■ PROBLEM REQUIREMENTS
Wherever a line holds the string "odpadów", copy that line.

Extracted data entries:
╔══

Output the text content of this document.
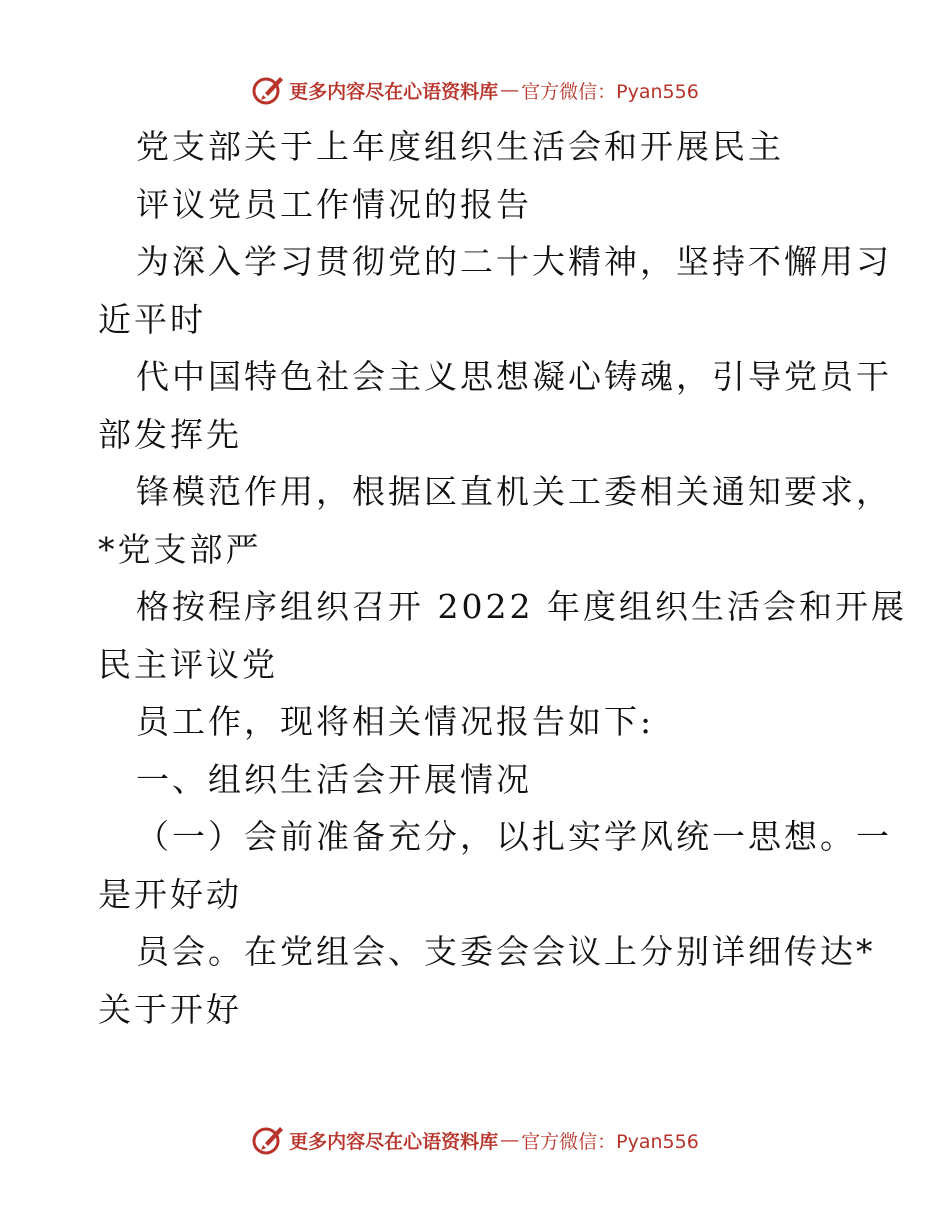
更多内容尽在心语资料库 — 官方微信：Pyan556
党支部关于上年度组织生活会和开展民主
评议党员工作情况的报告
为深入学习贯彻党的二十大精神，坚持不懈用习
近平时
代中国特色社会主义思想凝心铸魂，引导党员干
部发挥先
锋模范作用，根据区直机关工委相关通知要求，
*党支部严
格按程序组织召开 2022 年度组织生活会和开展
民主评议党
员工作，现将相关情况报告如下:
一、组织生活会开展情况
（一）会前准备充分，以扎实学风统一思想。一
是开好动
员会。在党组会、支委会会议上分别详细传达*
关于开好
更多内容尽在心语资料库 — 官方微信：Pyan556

╚══
╔══

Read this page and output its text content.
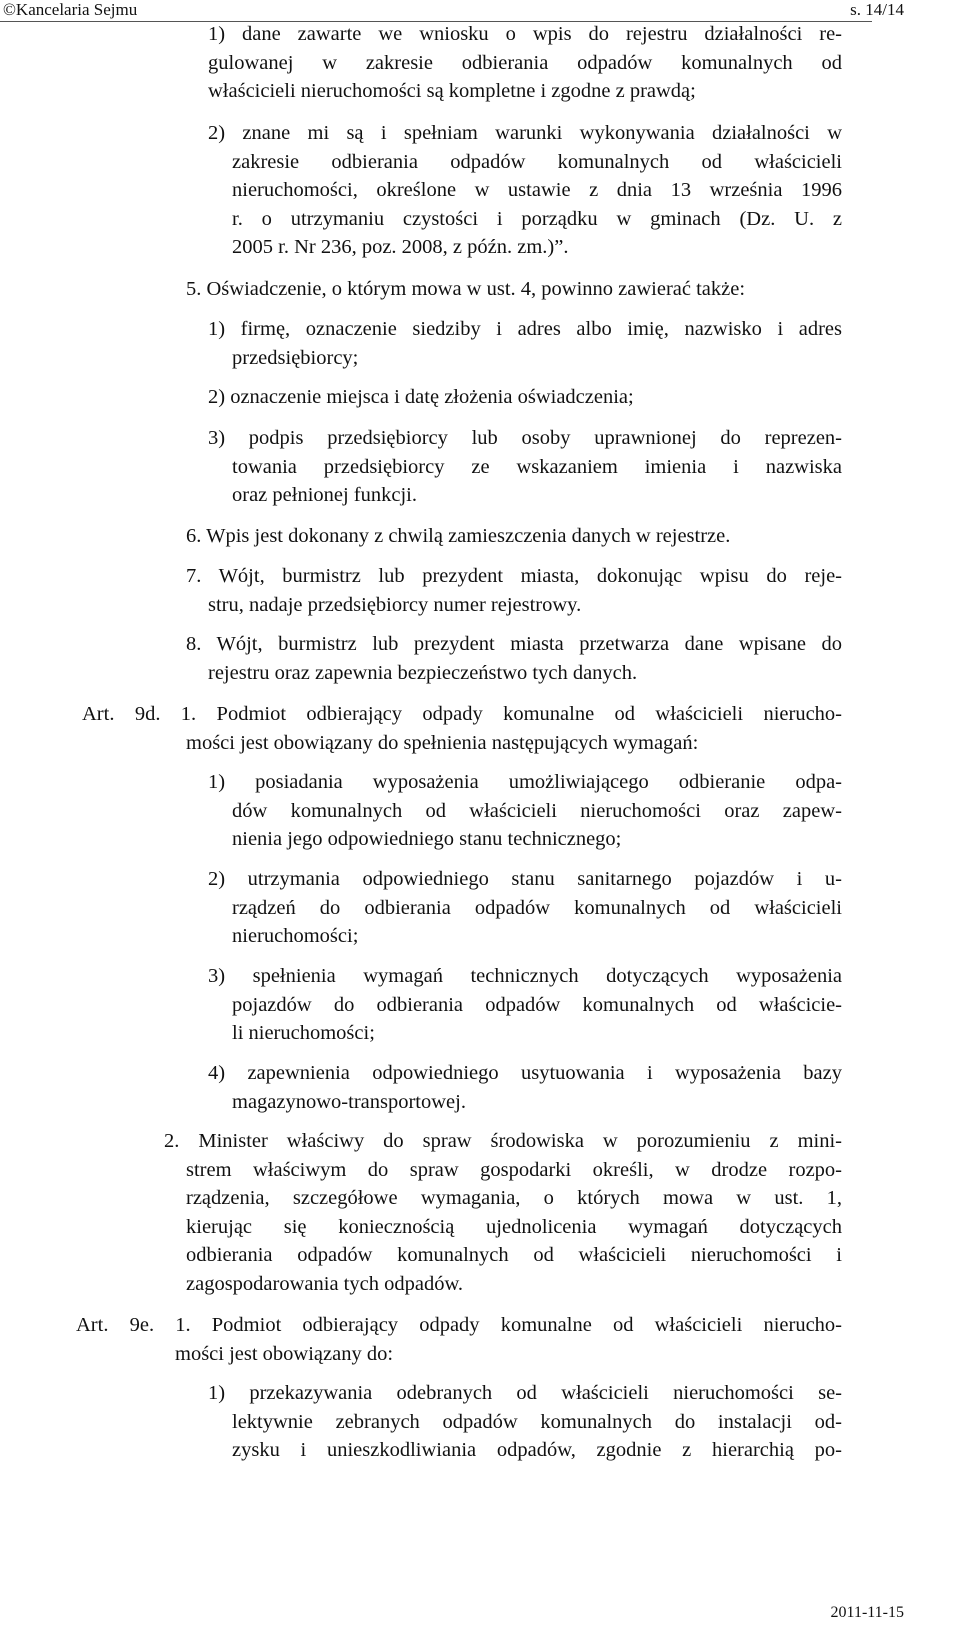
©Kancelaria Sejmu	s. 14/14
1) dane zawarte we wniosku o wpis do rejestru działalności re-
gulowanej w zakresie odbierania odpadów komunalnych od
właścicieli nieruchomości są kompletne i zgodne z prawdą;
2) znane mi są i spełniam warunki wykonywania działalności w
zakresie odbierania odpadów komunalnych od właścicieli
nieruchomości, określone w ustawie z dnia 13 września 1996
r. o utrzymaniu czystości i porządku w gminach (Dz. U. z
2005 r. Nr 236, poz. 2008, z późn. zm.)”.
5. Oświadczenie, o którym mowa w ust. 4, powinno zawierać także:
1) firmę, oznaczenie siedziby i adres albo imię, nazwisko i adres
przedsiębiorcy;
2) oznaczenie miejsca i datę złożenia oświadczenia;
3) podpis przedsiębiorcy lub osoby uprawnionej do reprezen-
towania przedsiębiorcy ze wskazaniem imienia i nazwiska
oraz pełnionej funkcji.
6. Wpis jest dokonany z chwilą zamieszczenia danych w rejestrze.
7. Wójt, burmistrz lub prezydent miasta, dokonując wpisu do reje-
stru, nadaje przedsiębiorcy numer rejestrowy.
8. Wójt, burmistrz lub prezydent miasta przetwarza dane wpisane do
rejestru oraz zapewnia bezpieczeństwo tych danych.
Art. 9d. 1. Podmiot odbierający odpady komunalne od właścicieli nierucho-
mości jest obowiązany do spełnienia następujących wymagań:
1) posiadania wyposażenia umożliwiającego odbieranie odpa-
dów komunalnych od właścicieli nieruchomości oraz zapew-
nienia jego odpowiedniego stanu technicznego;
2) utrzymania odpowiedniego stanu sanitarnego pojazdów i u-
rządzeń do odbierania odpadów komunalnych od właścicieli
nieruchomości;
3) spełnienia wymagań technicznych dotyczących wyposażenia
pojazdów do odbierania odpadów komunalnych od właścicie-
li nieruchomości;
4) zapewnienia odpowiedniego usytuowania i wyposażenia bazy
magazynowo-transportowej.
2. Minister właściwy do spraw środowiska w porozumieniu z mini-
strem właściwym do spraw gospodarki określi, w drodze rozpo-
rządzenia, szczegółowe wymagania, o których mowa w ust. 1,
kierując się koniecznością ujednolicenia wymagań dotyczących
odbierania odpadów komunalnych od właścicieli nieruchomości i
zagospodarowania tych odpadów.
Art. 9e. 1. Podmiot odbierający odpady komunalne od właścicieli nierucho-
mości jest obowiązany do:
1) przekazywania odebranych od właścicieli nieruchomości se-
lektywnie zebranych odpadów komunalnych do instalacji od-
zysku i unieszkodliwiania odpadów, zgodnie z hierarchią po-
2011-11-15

╚══

■ ANSWER TO THIS PROBLEM
gulowanej w zakresie odbierania odpadów komunalnych od
zakresie odbierania odpadów komunalnych od właścicieli
rządzeń do odbierania odpadów komunalnych od właścicieli
pojazdów do odbierania odpadów komunalnych od właścicie-
odbierania odpadów komunalnych od właścicieli nieruchomości i
zagospodarowania tych odpadów.
lektywnie zebranych odpadów komunalnych do instalacji od-
zysku i unieszkodliwiania odpadów, zgodnie z hierarchią po-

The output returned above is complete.